» **PROVIDED ENTRIES**
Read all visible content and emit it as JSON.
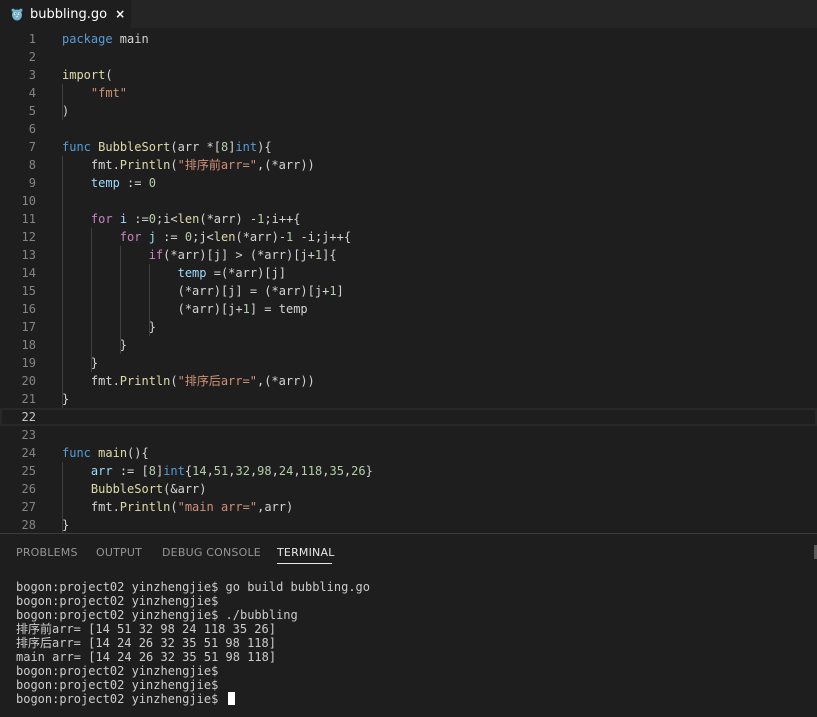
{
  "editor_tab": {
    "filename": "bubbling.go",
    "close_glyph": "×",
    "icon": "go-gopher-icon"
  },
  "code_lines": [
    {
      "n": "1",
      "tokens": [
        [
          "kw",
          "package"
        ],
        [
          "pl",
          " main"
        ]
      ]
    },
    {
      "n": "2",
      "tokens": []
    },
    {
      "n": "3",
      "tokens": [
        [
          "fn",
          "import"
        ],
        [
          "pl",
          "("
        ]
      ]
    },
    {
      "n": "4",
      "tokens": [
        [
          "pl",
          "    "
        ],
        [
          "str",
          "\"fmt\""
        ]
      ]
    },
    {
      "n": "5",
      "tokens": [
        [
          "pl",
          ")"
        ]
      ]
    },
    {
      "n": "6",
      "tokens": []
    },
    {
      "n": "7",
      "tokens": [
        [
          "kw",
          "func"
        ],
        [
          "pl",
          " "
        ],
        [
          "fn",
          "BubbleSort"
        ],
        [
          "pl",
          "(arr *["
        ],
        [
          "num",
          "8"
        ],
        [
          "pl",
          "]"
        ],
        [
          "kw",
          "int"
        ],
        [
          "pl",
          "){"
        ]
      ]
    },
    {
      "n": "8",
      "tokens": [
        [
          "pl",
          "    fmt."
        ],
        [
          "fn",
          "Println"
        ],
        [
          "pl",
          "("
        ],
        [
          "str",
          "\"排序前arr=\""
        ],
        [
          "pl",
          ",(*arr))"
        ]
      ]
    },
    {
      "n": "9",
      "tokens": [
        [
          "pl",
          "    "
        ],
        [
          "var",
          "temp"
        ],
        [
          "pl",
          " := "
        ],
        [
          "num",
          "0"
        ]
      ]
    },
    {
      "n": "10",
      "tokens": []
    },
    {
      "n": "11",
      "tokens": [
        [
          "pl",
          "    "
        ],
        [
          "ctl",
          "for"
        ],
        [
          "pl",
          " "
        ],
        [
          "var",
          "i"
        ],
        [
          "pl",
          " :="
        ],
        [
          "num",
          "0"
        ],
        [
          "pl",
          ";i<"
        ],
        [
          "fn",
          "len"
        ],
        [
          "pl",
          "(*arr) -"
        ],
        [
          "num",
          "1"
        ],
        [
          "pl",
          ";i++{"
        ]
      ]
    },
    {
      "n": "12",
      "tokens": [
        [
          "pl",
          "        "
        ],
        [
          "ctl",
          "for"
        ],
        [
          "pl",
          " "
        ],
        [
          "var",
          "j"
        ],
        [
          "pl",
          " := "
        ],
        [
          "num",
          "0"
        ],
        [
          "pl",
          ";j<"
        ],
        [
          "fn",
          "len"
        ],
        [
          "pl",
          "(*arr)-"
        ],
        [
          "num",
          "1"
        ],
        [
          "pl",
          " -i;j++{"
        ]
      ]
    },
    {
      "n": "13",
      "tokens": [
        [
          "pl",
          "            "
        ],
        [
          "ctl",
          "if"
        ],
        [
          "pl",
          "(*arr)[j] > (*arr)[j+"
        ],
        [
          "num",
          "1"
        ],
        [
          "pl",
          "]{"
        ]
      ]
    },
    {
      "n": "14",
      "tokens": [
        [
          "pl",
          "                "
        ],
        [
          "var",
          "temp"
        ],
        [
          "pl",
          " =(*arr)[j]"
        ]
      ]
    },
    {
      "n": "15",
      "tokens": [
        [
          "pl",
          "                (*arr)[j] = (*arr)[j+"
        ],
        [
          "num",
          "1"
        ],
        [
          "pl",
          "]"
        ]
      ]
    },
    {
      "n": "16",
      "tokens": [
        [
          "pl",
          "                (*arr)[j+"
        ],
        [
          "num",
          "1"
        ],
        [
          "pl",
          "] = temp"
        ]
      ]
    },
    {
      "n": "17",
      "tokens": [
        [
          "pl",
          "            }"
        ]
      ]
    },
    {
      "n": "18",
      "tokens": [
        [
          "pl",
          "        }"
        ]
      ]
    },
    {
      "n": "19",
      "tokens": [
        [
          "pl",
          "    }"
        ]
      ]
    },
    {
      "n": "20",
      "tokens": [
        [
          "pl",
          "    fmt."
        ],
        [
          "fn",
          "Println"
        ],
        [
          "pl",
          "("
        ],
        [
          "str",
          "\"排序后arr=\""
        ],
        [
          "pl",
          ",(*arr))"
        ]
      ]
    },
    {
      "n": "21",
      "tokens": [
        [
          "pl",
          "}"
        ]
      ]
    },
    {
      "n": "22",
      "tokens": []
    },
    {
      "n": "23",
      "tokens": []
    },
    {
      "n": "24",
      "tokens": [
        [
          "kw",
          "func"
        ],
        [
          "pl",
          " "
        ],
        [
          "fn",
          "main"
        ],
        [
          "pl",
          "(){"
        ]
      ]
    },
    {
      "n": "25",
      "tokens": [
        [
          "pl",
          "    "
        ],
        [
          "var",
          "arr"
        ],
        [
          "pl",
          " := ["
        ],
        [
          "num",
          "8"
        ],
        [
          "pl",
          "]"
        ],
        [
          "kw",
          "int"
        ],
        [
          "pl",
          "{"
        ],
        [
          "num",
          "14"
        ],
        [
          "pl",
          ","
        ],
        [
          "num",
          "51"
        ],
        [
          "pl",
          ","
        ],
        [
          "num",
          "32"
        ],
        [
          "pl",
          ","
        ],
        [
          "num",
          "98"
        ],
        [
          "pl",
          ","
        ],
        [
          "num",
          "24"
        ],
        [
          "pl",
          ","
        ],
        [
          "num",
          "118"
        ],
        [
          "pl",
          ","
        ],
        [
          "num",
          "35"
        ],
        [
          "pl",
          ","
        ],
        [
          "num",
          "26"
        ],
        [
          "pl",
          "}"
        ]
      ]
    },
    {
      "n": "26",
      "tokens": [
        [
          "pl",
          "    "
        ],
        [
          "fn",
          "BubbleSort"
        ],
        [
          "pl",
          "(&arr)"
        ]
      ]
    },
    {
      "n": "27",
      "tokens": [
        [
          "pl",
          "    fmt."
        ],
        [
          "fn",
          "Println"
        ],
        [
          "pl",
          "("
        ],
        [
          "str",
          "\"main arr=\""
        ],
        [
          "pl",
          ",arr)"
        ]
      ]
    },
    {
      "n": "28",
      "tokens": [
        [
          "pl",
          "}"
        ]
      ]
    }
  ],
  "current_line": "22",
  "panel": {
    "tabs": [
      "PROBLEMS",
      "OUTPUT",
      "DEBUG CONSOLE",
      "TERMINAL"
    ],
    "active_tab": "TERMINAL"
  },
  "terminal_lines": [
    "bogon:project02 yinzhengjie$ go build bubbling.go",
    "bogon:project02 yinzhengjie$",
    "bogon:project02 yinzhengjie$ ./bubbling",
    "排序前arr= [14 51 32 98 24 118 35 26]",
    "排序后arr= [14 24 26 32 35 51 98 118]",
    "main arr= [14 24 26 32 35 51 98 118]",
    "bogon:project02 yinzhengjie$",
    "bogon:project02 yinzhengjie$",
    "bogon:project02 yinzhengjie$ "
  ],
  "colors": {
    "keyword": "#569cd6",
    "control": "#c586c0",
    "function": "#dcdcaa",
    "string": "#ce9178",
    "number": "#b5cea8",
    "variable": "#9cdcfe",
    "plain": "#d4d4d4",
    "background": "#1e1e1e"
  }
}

» **EXERCISE**
Using the listing above, show every line that includes the string "bubbling".

» **FINAL ANSWER**
    "filename": "bubbling.go",
    "bogon:project02 yinzhengjie$ go build bubbling.go",
    "bogon:project02 yinzhengjie$ ./bubbling",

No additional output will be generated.